→ **Problem to work on**
Filter the records for lines holding the string "values".

→ **Rows from a figure dataset**
** Begin **
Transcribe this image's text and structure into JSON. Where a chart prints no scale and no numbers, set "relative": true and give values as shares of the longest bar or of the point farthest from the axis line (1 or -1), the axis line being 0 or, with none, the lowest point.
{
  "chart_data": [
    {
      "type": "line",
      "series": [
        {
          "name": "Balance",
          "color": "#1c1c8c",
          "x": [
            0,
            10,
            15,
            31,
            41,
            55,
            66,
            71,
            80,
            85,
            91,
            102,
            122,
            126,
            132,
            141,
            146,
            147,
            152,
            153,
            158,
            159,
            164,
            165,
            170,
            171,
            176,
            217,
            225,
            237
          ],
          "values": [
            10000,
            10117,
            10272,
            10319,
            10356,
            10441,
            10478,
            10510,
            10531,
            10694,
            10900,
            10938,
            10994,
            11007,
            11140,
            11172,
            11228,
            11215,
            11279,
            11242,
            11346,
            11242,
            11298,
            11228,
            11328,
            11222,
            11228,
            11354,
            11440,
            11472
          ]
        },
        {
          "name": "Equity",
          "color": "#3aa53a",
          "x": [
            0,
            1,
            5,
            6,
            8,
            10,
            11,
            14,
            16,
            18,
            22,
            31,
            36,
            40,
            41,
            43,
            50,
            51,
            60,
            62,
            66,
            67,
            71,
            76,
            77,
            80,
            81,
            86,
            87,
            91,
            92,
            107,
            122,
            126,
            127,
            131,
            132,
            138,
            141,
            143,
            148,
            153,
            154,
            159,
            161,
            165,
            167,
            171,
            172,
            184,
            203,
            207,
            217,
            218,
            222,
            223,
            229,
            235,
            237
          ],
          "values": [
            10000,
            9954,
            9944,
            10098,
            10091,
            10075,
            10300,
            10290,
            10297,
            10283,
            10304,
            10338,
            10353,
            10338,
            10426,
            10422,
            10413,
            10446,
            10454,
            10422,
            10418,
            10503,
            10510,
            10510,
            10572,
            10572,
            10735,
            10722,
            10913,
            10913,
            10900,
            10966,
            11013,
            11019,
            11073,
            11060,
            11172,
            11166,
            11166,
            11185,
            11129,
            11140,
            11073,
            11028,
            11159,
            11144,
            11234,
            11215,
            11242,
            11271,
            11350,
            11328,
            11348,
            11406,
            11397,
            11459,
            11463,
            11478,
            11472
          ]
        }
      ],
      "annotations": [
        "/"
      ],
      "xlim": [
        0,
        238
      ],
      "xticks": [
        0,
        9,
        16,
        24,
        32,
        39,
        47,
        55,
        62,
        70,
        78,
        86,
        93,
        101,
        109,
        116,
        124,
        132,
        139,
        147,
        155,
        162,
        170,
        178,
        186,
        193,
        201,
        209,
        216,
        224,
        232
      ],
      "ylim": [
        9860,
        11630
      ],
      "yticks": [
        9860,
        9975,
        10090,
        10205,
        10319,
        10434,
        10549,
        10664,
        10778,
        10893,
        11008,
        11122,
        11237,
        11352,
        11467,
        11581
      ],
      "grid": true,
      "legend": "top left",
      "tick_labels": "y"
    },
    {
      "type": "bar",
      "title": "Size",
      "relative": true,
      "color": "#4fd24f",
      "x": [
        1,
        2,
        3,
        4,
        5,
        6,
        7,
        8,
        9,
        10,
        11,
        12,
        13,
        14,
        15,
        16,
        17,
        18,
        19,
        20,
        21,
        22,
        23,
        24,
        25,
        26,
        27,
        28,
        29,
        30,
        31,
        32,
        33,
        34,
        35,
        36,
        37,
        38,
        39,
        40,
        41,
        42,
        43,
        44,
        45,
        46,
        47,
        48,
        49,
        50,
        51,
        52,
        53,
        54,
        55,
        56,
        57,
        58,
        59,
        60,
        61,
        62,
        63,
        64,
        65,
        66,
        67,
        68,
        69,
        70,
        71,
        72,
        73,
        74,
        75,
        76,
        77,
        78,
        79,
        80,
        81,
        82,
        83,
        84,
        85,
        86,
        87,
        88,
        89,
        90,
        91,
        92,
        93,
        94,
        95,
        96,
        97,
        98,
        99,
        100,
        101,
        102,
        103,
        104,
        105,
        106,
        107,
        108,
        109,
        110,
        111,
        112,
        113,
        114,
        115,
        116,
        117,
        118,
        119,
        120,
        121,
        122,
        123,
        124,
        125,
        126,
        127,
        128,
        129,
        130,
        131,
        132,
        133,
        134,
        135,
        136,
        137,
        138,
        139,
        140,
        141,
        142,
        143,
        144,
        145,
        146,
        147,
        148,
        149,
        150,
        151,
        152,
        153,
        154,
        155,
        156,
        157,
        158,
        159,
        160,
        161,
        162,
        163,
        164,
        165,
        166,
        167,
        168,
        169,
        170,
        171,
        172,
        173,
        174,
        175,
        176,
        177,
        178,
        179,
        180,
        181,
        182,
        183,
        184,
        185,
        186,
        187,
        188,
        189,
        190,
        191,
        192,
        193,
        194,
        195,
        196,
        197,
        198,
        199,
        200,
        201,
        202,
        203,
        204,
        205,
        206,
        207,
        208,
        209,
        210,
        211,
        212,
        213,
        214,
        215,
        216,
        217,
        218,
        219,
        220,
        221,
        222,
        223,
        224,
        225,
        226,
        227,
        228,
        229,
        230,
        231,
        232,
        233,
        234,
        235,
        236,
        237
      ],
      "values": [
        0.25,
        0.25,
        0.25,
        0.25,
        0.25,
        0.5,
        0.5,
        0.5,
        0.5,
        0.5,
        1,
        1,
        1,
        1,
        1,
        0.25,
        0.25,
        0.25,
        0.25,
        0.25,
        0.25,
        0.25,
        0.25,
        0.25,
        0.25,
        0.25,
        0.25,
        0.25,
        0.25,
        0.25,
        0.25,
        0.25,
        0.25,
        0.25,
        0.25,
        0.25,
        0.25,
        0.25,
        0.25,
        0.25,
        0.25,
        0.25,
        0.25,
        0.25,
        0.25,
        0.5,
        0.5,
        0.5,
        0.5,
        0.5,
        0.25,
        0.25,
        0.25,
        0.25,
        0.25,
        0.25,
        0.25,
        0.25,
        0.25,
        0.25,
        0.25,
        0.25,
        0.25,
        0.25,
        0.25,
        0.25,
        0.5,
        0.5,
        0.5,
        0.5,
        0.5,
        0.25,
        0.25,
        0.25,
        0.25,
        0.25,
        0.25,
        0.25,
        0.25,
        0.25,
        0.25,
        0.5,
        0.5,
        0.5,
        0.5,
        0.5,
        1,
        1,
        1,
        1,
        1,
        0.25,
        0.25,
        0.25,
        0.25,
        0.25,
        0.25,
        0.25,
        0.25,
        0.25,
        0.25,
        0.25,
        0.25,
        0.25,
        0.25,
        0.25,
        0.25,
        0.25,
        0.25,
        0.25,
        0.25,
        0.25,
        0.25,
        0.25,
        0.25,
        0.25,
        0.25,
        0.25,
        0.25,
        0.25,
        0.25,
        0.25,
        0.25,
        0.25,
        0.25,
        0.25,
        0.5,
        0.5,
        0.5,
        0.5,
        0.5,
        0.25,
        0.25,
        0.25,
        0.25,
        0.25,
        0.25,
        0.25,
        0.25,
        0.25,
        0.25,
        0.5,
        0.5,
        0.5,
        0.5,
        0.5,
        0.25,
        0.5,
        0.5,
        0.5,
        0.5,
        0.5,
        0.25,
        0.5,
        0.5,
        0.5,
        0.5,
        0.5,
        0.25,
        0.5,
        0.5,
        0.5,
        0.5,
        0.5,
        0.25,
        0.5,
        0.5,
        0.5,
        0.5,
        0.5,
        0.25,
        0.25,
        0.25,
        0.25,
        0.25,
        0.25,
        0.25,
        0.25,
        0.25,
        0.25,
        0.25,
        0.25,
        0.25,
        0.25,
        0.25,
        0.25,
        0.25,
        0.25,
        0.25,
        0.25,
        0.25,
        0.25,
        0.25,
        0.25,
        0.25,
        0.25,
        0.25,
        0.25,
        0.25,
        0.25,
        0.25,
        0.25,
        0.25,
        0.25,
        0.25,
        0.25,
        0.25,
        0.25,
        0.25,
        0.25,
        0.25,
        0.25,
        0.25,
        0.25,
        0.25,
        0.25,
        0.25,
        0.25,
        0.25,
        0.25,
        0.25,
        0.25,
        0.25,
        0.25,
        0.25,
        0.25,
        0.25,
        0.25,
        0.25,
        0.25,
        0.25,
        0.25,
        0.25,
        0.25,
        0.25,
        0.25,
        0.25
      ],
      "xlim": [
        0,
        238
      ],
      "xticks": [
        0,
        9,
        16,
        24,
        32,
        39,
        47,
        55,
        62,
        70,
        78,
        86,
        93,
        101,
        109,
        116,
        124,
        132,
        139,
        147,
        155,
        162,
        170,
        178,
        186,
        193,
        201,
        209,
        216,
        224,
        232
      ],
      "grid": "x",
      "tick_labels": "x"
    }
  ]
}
** End **
→ **Task response**
Transcribe this image's text and structure into JSON. Where a chart prints no scale and no numbers, set "relative": true and give values as shares of the longest bar or of the point farthest from the axis line (1 or -1), the axis line being 0 or, with none, the lowest point.
          "values": [
          "values": [
      "values": [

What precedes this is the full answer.